Input records –
* * * * * * * * *
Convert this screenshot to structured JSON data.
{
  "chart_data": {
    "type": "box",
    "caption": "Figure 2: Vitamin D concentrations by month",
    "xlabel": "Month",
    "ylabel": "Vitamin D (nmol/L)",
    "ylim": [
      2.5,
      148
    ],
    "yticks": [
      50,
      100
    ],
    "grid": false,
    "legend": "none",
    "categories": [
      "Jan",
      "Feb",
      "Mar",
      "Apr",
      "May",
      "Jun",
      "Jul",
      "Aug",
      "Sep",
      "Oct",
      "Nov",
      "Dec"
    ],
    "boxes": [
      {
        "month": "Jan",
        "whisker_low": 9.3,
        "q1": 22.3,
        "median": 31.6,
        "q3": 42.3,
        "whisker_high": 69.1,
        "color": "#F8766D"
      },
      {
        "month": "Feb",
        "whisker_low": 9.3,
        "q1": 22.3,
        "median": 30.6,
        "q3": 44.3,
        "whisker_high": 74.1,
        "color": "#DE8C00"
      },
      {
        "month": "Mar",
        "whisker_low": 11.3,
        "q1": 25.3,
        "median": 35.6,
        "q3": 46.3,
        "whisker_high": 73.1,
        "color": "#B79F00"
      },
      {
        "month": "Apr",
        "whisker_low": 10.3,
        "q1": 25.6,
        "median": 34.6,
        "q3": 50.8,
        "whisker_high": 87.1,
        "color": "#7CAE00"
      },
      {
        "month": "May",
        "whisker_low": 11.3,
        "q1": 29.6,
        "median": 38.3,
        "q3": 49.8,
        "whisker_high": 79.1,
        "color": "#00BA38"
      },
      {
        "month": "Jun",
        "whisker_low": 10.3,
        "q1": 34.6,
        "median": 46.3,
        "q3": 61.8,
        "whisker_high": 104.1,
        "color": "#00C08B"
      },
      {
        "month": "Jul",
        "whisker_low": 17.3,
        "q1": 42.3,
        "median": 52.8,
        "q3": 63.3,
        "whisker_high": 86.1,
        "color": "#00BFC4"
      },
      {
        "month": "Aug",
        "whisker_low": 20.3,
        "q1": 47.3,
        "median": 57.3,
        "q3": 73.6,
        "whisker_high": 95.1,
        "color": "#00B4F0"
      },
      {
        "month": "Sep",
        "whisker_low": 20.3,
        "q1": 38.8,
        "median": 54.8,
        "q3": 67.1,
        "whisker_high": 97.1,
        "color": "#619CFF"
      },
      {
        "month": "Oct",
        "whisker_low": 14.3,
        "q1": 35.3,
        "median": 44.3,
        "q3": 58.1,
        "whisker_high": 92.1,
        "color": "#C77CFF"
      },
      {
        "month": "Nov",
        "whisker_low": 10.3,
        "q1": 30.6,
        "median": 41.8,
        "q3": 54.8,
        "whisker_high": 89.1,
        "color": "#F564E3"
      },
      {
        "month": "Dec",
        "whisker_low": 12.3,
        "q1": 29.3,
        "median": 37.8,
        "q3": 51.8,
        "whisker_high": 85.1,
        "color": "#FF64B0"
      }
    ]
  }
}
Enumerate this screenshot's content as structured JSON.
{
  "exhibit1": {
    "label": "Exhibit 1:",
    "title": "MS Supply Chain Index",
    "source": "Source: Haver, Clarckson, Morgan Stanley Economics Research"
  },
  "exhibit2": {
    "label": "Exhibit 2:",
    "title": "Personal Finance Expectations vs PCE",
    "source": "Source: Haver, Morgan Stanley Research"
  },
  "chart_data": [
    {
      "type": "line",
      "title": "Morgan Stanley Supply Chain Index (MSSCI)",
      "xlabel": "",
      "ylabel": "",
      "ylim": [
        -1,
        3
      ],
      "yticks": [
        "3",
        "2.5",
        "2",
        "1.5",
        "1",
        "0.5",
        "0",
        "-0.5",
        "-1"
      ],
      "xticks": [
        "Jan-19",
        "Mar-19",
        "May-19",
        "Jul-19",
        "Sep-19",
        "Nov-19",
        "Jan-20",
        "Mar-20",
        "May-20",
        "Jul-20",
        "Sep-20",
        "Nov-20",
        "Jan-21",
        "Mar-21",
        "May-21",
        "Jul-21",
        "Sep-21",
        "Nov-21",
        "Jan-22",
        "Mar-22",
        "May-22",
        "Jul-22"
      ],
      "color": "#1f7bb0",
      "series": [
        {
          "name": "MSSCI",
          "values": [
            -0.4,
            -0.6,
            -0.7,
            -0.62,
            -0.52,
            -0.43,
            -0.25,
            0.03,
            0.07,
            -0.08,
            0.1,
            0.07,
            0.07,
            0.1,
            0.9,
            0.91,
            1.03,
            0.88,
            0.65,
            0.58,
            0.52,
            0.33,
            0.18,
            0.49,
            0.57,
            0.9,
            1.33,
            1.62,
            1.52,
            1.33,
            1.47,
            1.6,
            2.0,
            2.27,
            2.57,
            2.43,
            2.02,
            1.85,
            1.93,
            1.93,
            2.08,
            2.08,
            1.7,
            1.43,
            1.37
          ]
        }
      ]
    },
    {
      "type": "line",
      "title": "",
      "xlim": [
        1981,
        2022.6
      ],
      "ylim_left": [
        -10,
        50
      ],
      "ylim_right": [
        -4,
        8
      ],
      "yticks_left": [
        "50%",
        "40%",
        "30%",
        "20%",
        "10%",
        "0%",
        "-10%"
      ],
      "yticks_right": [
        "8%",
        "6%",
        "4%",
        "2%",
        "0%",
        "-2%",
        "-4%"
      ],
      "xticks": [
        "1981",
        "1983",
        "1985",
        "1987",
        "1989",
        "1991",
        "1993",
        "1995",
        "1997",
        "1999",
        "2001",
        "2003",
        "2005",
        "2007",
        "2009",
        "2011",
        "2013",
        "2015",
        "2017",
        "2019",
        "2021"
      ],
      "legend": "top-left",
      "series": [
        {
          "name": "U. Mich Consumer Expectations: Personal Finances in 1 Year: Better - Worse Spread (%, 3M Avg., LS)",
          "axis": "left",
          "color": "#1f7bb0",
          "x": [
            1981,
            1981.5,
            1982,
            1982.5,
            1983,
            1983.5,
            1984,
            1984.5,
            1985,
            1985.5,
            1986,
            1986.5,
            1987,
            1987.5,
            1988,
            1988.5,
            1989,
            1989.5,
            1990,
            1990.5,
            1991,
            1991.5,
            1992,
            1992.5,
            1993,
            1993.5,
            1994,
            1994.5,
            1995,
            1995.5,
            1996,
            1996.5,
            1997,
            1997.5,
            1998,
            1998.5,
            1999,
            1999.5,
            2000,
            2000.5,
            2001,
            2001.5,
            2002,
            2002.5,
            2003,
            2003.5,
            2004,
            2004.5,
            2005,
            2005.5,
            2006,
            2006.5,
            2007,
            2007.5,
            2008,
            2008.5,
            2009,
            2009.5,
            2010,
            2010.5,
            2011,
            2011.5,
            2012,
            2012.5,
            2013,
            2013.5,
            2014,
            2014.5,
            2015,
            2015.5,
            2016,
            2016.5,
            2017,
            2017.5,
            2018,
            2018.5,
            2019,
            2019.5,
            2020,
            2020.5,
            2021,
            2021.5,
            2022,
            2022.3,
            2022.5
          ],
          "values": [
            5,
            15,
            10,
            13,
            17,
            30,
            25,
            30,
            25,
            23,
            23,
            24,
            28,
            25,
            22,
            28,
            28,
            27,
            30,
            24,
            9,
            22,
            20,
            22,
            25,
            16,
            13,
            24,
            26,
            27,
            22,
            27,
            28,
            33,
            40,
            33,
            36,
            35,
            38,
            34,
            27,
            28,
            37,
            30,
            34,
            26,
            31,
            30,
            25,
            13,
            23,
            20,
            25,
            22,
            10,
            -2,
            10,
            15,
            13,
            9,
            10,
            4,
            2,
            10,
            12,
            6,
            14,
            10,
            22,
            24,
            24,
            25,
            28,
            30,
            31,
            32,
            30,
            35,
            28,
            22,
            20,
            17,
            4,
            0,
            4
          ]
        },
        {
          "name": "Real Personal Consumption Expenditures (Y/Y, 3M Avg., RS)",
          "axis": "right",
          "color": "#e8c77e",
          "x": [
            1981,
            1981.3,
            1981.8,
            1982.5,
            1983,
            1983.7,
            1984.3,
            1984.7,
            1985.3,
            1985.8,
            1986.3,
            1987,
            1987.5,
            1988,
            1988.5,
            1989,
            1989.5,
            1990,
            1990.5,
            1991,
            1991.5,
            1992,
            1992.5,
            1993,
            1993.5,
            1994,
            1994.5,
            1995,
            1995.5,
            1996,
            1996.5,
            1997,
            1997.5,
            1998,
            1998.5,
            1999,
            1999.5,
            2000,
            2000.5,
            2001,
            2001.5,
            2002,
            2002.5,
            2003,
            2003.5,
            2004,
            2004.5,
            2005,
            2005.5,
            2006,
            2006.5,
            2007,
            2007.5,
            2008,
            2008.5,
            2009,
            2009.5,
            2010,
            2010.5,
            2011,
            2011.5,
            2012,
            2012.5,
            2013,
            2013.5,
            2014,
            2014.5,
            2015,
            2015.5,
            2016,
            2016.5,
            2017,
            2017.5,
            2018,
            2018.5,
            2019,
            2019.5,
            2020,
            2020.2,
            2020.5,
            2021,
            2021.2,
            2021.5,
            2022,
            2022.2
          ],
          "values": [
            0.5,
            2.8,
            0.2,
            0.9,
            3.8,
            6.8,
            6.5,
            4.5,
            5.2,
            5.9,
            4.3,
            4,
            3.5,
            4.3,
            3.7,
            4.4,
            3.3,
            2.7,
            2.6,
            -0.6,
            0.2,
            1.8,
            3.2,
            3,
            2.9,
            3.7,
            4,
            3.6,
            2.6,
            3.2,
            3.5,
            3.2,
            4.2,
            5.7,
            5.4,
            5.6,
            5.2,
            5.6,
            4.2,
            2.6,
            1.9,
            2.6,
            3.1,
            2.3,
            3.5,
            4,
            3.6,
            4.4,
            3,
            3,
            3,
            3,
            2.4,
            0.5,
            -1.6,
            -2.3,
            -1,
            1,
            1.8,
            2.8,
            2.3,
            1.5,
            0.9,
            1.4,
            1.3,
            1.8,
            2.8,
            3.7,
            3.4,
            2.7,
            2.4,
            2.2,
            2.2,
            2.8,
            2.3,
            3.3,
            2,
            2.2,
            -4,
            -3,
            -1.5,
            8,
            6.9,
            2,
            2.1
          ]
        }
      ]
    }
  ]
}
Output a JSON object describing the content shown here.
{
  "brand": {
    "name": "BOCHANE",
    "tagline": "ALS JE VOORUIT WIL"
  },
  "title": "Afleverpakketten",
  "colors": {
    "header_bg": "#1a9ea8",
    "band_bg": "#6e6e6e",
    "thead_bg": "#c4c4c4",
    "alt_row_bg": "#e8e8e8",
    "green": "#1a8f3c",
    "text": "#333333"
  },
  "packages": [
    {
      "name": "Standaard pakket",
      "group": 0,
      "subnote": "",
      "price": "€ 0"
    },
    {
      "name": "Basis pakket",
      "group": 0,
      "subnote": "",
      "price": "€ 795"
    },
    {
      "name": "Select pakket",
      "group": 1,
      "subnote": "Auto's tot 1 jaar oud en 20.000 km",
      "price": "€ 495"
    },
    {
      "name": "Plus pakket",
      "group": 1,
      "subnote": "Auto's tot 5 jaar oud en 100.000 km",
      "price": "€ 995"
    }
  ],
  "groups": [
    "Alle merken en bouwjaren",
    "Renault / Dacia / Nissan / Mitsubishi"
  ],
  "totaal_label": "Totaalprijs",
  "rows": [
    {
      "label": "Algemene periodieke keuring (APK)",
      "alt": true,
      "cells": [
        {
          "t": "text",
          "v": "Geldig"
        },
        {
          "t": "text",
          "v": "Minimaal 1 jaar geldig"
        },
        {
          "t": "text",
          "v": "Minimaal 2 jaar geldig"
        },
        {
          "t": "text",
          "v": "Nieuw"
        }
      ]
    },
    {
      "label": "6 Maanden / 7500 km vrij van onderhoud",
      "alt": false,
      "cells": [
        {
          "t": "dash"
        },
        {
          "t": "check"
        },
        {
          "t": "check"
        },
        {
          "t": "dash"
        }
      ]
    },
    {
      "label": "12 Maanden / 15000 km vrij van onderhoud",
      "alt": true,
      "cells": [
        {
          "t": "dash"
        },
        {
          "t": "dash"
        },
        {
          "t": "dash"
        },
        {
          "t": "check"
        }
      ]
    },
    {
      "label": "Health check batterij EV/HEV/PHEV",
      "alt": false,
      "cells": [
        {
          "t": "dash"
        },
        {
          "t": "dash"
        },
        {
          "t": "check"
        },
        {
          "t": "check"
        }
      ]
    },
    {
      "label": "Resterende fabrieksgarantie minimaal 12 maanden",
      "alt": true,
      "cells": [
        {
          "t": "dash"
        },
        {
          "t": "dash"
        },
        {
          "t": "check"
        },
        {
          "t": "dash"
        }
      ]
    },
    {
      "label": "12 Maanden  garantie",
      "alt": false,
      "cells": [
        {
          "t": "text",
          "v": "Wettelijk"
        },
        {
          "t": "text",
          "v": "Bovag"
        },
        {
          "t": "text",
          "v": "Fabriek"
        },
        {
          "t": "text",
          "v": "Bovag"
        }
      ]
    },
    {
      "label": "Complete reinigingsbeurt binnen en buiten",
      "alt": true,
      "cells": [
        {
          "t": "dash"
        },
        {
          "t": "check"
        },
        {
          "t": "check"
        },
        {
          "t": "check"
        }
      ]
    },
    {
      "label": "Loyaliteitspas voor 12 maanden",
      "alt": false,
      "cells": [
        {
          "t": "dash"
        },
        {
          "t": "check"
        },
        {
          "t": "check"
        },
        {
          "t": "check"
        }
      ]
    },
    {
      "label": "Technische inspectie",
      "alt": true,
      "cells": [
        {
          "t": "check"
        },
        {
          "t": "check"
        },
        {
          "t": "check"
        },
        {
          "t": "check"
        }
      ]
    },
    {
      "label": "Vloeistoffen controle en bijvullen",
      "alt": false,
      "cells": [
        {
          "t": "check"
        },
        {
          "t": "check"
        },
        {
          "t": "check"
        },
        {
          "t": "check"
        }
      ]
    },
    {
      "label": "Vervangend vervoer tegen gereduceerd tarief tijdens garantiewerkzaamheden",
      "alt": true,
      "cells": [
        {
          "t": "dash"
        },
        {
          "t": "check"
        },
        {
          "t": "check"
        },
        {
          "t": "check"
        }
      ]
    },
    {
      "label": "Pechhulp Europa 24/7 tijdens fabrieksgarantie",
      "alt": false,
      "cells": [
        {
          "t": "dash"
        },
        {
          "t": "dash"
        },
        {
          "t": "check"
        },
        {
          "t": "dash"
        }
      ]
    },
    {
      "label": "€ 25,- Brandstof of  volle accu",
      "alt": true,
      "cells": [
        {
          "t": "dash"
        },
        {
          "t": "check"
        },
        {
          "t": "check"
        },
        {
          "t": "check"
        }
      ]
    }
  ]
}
* * * * * * * * *
Filter the records above for "content" and copy every matching line.

Enumerate this screenshot's content as structured JSON.
Output a JSON object describing the content shown here.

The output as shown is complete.